** What you have to do **
Return all of the entries word for word, but omit the pictures they contain.

** Supplied data **
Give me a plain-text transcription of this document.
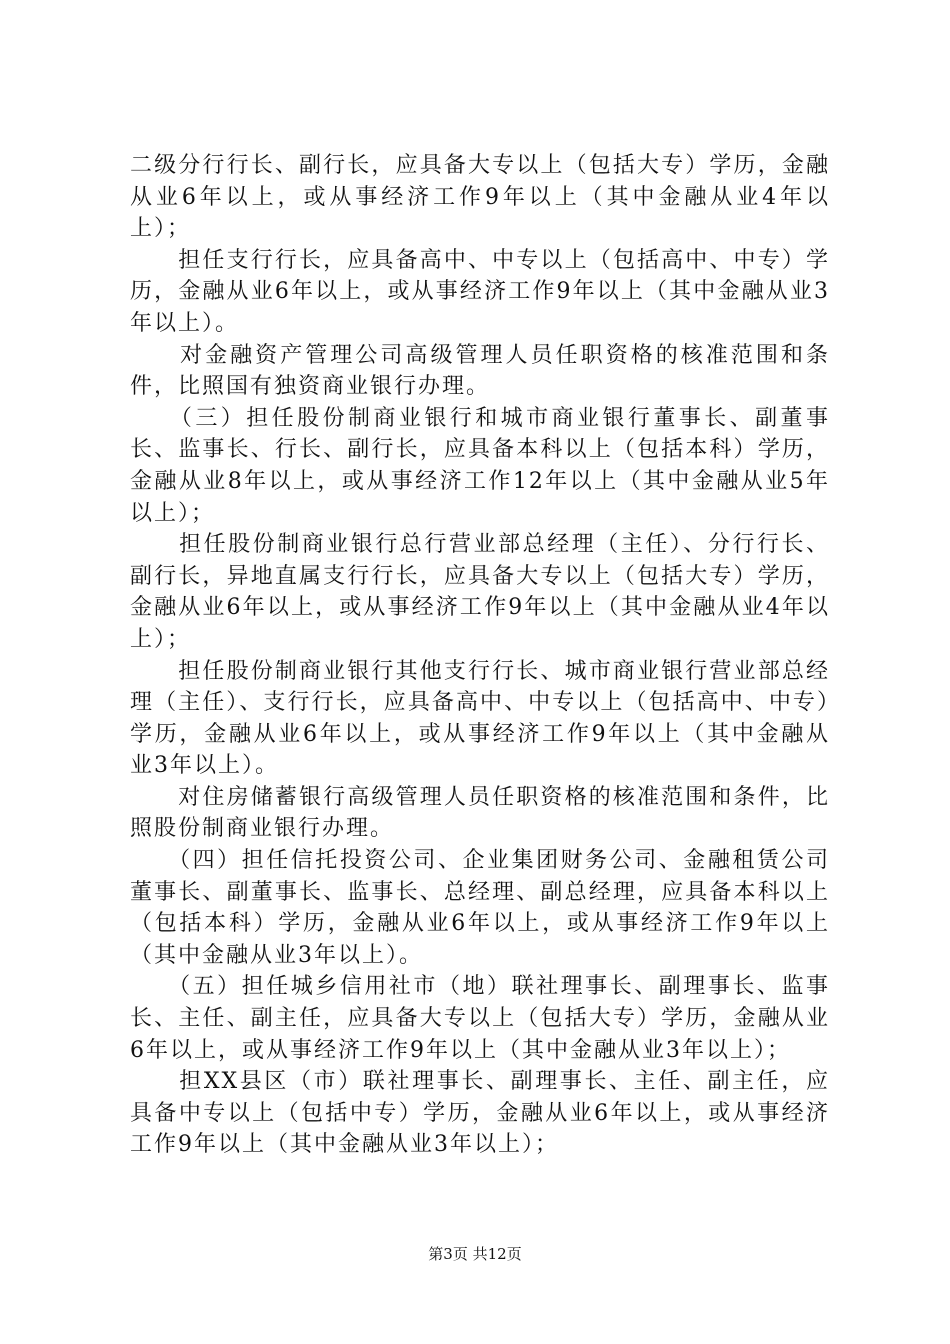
二级分行行长、副行长，应具备大专以上（包括大专）学历，金融从业6年以上，或从事经济工作9年以上（其中金融从业4年以上）；

　　担任支行行长，应具备高中、中专以上（包括高中、中专）学历，金融从业6年以上，或从事经济工作9年以上（其中金融从业3年以上）。

　　对金融资产管理公司高级管理人员任职资格的核准范围和条件，比照国有独资商业银行办理。

　　（三）担任股份制商业银行和城市商业银行董事长、副董事长、监事长、行长、副行长，应具备本科以上（包括本科）学历，金融从业8年以上，或从事经济工作12年以上（其中金融从业5年以上）；

　　担任股份制商业银行总行营业部总经理（主任）、分行行长、副行长，异地直属支行行长，应具备大专以上（包括大专）学历，金融从业6年以上，或从事经济工作9年以上（其中金融从业4年以上）；

　　担任股份制商业银行其他支行行长、城市商业银行营业部总经理（主任）、支行行长，应具备高中、中专以上（包括高中、中专）学历，金融从业6年以上，或从事经济工作9年以上（其中金融从业3年以上）。

　　对住房储蓄银行高级管理人员任职资格的核准范围和条件，比照股份制商业银行办理。

　　（四）担任信托投资公司、企业集团财务公司、金融租赁公司董事长、副董事长、监事长、总经理、副总经理，应具备本科以上（包括本科）学历，金融从业6年以上，或从事经济工作9年以上（其中金融从业3年以上）。

　　（五）担任城乡信用社市（地）联社理事长、副理事长、监事长、主任、副主任，应具备大专以上（包括大专）学历，金融从业6年以上，或从事经济工作9年以上（其中金融从业3年以上）；

　　担XX县区（市）联社理事长、副理事长、主任、副主任，应具备中专以上（包括中专）学历，金融从业6年以上，或从事经济工作9年以上（其中金融从业3年以上）；

第3页 共12页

** Result **
Give me a plain-text transcription of this document.
二级分行行长、副行长，应具备大专以上（包括大专）学历，金融从业6年以上，或从事经济工作9年以上（其中金融从业4年以上）；

　　担任支行行长，应具备高中、中专以上（包括高中、中专）学历，金融从业6年以上，或从事经济工作9年以上（其中金融从业3年以上）。

　　对金融资产管理公司高级管理人员任职资格的核准范围和条件，比照国有独资商业银行办理。

　　（三）担任股份制商业银行和城市商业银行董事长、副董事长、监事长、行长、副行长，应具备本科以上（包括本科）学历，金融从业8年以上，或从事经济工作12年以上（其中金融从业5年以上）；

　　担任股份制商业银行总行营业部总经理（主任）、分行行长、副行长，异地直属支行行长，应具备大专以上（包括大专）学历，金融从业6年以上，或从事经济工作9年以上（其中金融从业4年以上）；

　　担任股份制商业银行其他支行行长、城市商业银行营业部总经理（主任）、支行行长，应具备高中、中专以上（包括高中、中专）学历，金融从业6年以上，或从事经济工作9年以上（其中金融从业3年以上）。

　　对住房储蓄银行高级管理人员任职资格的核准范围和条件，比照股份制商业银行办理。

　　（四）担任信托投资公司、企业集团财务公司、金融租赁公司董事长、副董事长、监事长、总经理、副总经理，应具备本科以上（包括本科）学历，金融从业6年以上，或从事经济工作9年以上（其中金融从业3年以上）。

　　（五）担任城乡信用社市（地）联社理事长、副理事长、监事长、主任、副主任，应具备大专以上（包括大专）学历，金融从业6年以上，或从事经济工作9年以上（其中金融从业3年以上）；

　　担XX县区（市）联社理事长、副理事长、主任、副主任，应具备中专以上（包括中专）学历，金融从业6年以上，或从事经济工作9年以上（其中金融从业3年以上）；

第3页 共12页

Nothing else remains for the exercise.